▶ OBJECTIF ÉNONCÉ A
D'après l'article, quelle est la date limite d'entrée en vigueur du contrôle externe des comptes de gestion ?

▶ ARTICLE

'''

[ETUDE] La loi du 23 mars 2019 et la réforme du droit des personnes vulnérables : quelles conséquences pour la pratique notariale ?

EXTRAIT DE LA REVUE LA SEMAINE JURIDIQUE – NOTARIALE ET IMMOBILIÈRE – N° 14 – 5 AVRIL 2019

PERSONNES VULNÉRABLES

La loi du 23 mars 2019 et la réforme du droit des personnes vulnérables : quelles conséquences pour la pratique notariale ?

La loi de programmation et de réforme pour la justice poursuit l’entreprise de déjudiciarisation du droit des personnes et de la famille. Elle supprime l’autorisation judiciaire pour le mariage, le divorce et le Pacs de la personne protégée ainsi que pour l’accomplissement de plusieurs actes de gestion de son patrimoine. Le juge disparaît du contrôle des comptes de gestion au profit de la création d’un contrôle intrafamilial ou externalisé de la mission du protecteur. L’ensemble de ces évolutions a des effets directs sur lapratique du notaire.

Nathalie Peterka, professeur à l’université Paris-Est Créteil (UPEC, Paris 12), directrice du M2 Protection de la personne vulnérable et du M2 Droit privé des personnes et des patrimoines

1 – La loi du 23 mars 20191 vient à la suite des critiques adressées à la loi du 5 mars 2007 ainsi que des propositions du rapport de la mission interministérielle sur la protection des majeurs2. Précisons d’emblée que les dispositions ci exposées sont applicables à compter du 25 mars 2019, à l’exception de’article 512, alinéa 2 du Code civil, dans sa rédaction résultant de l’article 30 de la loi, relatif au contrôle externe des comptes de gestion, qui entre en vigueur à une date fixée par décret et au plus tard le 31 décembre 2023. En l’absence de contrôle interne, la vérification et l’approbation des comptes de gestion établis antérieurement à cette entrée en vigueur restent donc dévolues au directeur des services de greffe judiciaire dans les conditions prévues aux articles 511 et 513 du Code civil dans leur rédaction antérieure à la loi nouvelle.

'''

▶ OBJECTIF ÉNONCÉ B
Restituez à l'identique le passage des lignes enregistrées qui va du début jusqu'à la ligne contenant « Give me the », celle-ci comprise.

[Enregistrements conservés]
'''

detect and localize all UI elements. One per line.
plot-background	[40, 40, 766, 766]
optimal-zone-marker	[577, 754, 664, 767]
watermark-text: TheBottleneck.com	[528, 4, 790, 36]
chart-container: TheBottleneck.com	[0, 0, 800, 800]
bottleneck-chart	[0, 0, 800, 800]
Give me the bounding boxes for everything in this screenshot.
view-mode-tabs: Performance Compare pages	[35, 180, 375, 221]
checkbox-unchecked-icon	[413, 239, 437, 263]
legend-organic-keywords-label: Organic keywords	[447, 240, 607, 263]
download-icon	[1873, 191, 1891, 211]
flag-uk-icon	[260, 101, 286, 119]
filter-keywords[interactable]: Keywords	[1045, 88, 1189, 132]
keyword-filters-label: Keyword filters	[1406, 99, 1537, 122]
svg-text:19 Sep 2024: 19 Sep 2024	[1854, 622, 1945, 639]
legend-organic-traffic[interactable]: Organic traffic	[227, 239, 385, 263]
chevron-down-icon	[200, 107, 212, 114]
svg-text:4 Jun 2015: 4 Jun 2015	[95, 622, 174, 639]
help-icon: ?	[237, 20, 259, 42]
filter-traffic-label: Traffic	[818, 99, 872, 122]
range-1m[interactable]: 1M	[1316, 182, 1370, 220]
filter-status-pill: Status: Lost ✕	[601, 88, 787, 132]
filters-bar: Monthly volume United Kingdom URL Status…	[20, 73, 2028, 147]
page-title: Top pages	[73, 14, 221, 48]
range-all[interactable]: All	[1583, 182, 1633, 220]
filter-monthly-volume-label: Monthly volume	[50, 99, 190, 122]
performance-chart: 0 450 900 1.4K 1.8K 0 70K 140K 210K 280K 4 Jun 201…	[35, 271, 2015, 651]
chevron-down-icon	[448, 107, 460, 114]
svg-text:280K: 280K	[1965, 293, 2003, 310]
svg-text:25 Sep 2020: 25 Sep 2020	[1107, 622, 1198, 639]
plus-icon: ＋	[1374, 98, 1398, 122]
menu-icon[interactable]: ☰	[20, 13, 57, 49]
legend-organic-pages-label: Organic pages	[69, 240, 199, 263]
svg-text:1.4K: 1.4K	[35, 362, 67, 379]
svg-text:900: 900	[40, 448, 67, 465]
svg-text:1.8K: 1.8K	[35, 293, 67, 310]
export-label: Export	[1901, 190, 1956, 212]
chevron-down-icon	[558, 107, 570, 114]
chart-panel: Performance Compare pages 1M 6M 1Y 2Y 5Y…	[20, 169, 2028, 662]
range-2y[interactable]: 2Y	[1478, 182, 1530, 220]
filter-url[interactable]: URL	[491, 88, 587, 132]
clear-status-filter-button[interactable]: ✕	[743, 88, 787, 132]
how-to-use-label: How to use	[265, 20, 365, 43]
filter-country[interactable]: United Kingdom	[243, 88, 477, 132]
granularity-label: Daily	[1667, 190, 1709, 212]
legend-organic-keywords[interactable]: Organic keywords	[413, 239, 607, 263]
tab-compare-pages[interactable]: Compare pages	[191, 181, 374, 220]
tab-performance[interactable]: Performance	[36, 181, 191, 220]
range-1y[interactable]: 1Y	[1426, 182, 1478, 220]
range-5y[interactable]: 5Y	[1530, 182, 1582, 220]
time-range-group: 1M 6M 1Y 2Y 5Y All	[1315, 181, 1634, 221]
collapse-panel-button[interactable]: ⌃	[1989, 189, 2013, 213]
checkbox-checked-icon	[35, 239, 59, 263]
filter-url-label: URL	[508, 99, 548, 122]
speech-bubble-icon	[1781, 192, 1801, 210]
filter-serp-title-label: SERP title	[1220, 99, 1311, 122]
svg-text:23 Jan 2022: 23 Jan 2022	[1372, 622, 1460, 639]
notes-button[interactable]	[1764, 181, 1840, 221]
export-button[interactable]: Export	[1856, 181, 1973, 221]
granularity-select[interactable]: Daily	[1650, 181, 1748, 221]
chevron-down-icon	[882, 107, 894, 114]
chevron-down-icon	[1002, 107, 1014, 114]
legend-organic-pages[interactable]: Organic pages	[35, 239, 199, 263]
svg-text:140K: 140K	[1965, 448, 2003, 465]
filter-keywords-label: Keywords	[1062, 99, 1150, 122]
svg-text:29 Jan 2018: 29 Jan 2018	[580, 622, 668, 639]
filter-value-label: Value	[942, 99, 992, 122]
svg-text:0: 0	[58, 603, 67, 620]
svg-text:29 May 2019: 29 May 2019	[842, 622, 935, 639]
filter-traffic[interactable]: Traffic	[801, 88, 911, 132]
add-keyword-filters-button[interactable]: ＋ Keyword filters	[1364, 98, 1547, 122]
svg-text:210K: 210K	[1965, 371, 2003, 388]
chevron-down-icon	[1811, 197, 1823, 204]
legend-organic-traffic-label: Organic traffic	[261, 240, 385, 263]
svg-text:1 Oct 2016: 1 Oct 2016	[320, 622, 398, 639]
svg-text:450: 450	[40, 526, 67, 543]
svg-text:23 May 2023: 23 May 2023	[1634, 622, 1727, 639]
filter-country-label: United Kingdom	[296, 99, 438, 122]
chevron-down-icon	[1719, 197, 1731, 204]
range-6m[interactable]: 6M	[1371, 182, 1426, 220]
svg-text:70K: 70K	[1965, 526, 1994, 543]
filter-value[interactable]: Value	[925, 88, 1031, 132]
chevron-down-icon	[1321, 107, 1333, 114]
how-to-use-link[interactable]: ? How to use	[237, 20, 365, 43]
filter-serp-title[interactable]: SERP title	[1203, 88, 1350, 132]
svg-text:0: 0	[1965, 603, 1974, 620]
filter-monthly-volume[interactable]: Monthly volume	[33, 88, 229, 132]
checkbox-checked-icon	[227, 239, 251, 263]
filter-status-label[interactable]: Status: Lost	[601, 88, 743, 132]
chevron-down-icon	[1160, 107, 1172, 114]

'''

▶ RÉPONSE RÉDIGÉE A
Le 31 décembre 2023 au plus tard.

▶ RÉPONSE RÉDIGÉE B
detect and localize all UI elements. One per line.
plot-background	[40, 40, 766, 766]
optimal-zone-marker	[577, 754, 664, 767]
watermark-text: TheBottleneck.com	[528, 4, 790, 36]
chart-container: TheBottleneck.com	[0, 0, 800, 800]
bottleneck-chart	[0, 0, 800, 800]
Give me the bounding boxes for everything in this screenshot.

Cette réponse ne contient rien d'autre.